§ Stored rows:

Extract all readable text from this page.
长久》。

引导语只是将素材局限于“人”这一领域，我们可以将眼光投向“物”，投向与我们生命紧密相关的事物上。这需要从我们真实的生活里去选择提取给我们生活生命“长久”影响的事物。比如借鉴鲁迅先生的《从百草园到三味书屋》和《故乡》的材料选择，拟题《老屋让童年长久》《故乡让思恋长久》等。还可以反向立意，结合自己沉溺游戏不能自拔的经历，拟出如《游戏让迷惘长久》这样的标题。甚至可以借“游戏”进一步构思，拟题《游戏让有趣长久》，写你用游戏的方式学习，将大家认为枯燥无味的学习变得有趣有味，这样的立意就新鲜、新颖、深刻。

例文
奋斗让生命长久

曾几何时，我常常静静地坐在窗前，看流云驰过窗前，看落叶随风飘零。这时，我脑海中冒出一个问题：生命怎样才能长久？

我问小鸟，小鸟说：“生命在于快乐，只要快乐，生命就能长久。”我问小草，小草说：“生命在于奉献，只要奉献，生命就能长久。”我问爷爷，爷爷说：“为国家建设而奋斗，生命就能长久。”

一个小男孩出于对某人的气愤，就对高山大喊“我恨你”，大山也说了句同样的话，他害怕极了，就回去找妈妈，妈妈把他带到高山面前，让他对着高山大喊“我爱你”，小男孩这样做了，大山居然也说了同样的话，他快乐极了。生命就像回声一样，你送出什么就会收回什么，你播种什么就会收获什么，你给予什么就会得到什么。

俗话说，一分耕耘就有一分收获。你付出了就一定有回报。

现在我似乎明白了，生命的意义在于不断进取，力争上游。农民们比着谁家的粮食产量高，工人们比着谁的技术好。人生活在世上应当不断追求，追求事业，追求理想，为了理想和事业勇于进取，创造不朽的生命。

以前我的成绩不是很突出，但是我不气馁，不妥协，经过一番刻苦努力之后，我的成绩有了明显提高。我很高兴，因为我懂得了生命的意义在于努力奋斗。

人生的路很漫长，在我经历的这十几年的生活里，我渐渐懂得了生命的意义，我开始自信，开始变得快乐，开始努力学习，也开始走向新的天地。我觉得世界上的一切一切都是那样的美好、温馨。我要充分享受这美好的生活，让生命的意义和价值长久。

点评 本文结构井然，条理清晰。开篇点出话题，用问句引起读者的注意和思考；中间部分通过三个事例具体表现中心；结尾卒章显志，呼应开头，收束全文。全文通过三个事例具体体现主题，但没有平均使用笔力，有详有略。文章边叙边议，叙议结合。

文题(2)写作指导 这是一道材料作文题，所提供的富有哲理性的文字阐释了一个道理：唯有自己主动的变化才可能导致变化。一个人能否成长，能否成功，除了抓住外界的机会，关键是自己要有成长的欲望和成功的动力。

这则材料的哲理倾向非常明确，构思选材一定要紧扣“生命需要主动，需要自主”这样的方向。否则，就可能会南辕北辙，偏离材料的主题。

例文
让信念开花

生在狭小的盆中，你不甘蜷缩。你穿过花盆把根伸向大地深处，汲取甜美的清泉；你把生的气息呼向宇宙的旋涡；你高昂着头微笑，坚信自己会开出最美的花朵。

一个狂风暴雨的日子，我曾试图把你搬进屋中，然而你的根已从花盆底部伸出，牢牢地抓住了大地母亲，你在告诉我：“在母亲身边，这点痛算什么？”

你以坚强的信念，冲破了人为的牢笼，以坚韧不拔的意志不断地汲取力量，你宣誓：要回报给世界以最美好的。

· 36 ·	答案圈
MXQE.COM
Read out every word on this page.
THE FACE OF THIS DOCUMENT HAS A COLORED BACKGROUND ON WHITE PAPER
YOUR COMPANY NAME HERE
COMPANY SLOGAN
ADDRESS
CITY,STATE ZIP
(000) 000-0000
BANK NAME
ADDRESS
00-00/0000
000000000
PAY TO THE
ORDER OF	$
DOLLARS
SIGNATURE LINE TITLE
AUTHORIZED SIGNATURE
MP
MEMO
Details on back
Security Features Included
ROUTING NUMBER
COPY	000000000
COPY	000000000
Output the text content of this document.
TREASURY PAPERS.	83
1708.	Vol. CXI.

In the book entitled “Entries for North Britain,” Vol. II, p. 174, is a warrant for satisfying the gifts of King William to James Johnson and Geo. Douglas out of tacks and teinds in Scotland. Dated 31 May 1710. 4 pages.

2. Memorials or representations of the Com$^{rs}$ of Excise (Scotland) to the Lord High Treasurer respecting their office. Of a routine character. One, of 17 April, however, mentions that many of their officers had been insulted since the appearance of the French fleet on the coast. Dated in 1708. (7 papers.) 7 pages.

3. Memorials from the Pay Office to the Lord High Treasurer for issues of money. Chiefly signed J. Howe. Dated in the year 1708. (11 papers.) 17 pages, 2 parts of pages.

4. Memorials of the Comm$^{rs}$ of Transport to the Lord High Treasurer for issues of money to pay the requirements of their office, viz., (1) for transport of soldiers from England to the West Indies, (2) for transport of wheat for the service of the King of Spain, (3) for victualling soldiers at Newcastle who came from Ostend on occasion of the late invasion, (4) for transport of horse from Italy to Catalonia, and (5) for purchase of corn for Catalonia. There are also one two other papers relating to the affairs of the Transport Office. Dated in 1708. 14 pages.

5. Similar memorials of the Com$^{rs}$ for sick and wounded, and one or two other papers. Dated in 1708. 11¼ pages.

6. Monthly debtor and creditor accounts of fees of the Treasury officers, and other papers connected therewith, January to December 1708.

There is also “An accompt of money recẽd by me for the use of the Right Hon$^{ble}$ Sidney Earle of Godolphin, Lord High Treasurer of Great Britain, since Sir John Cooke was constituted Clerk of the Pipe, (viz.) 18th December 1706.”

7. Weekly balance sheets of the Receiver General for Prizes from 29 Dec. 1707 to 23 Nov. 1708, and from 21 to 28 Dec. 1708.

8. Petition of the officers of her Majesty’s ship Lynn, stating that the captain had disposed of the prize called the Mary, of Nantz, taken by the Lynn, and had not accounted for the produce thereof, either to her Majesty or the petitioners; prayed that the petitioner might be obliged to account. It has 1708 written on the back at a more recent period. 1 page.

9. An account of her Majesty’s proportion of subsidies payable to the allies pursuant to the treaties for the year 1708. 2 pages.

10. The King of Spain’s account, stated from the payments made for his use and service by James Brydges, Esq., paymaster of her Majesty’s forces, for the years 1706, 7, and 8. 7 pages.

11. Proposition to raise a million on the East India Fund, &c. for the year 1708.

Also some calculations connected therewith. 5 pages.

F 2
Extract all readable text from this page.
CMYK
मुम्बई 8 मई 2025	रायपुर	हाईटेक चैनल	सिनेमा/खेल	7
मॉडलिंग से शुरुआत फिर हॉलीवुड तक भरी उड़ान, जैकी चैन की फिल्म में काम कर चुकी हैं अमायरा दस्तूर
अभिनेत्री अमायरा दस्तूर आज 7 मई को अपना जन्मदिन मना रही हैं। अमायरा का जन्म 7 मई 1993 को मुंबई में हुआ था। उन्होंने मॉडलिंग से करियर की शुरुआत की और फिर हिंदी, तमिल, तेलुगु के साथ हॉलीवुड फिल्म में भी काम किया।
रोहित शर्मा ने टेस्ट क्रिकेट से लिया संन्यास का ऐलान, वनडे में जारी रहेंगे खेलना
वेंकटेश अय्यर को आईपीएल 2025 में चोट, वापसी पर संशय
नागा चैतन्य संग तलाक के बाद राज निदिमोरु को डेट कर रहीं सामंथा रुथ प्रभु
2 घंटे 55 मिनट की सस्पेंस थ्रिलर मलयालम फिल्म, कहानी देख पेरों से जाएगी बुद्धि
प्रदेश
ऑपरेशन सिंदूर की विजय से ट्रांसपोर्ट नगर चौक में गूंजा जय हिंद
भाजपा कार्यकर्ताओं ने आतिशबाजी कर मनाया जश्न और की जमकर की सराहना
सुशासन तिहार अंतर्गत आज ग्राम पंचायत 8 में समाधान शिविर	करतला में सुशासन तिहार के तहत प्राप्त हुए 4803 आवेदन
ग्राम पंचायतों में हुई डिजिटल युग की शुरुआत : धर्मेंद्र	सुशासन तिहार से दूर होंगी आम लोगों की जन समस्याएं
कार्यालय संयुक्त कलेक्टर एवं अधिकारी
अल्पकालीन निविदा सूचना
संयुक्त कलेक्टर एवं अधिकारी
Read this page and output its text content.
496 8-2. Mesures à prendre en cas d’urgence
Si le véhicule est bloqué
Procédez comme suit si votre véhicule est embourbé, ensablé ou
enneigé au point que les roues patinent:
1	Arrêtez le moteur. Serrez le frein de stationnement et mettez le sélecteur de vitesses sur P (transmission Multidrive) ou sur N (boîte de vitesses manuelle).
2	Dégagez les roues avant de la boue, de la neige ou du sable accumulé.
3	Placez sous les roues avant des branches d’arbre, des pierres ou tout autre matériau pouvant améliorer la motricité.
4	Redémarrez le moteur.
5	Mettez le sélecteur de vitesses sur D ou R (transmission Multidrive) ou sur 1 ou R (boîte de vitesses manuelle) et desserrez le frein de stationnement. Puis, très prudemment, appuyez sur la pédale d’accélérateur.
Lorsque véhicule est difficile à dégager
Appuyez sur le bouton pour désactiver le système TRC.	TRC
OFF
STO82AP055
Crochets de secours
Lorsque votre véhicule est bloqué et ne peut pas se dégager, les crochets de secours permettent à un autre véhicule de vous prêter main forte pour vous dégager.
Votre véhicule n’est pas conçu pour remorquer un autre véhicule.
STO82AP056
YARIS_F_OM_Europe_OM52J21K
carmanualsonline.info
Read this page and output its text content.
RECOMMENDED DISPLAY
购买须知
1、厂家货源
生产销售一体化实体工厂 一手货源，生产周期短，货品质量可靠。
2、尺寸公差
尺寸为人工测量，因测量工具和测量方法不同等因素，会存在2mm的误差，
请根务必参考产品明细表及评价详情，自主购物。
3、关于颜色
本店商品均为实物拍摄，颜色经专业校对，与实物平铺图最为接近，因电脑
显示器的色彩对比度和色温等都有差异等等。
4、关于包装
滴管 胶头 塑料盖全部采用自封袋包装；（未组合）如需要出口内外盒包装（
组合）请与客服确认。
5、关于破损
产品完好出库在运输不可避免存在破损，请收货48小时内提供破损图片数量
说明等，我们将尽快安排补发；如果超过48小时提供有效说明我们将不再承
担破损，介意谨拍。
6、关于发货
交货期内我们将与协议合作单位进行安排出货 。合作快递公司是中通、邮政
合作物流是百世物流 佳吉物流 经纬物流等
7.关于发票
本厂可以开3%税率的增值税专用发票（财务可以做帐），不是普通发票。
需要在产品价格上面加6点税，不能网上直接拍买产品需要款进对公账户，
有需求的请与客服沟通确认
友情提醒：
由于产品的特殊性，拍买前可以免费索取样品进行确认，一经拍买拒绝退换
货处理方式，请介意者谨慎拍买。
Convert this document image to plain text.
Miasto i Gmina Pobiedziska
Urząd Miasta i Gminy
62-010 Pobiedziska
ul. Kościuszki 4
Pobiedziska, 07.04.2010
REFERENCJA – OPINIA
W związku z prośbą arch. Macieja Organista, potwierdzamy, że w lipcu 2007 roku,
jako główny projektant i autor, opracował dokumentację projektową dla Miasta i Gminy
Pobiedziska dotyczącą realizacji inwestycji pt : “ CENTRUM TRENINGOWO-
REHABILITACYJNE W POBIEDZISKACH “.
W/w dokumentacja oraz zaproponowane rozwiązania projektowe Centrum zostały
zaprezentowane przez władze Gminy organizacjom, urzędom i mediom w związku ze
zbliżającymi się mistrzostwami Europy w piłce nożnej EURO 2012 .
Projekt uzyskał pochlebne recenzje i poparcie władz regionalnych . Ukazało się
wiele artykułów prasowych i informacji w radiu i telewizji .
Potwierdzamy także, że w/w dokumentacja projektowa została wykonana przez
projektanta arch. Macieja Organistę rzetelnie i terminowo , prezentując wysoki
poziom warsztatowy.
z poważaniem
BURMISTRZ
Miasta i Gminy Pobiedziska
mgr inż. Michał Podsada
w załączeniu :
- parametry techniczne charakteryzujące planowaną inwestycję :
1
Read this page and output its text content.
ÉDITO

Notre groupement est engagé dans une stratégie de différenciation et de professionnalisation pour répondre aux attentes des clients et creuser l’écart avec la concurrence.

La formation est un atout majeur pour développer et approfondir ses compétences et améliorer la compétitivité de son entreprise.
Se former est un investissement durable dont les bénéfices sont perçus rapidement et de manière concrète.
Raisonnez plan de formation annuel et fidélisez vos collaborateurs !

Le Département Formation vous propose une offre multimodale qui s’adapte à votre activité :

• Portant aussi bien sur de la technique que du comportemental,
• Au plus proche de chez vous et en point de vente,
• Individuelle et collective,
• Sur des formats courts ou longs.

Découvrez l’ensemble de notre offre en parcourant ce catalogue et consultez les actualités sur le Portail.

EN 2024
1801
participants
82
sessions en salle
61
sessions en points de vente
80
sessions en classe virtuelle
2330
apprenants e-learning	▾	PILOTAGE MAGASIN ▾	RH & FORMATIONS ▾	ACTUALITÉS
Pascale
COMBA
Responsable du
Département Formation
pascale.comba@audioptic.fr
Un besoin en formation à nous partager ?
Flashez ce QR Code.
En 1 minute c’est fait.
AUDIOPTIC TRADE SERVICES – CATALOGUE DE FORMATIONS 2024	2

§ What is needed: Find the word "King" in the material, then list each line that holds it.

§ In response:
In the book entitled “Entries for North Britain,” Vol. II, p. 174, is a warrant for satisfying the gifts of King William to James Johnson and Geo. Douglas out of tacks and teinds in Scotland. Dated 31 May 1710. 4 pages.
4. Memorials of the Comm$^{rs}$ of Transport to the Lord High Treasurer for issues of money to pay the requirements of their office, viz., (1) for transport of soldiers from England to the West Indies, (2) for transport of wheat for the service of the King of Spain, (3) for victualling soldiers at Newcastle who came from Ostend on occasion of the late invasion, (4) for transport of horse from Italy to Catalonia, and (5) for purchase of corn for Catalonia. There are also one two other papers relating to the affairs of the Transport Office. Dated in 1708. 14 pages.
10. The King of Spain’s account, stated from the payments made for his use and service by James Brydges, Esq., paymaster of her Majesty’s forces, for the years 1706, 7, and 8. 7 pages.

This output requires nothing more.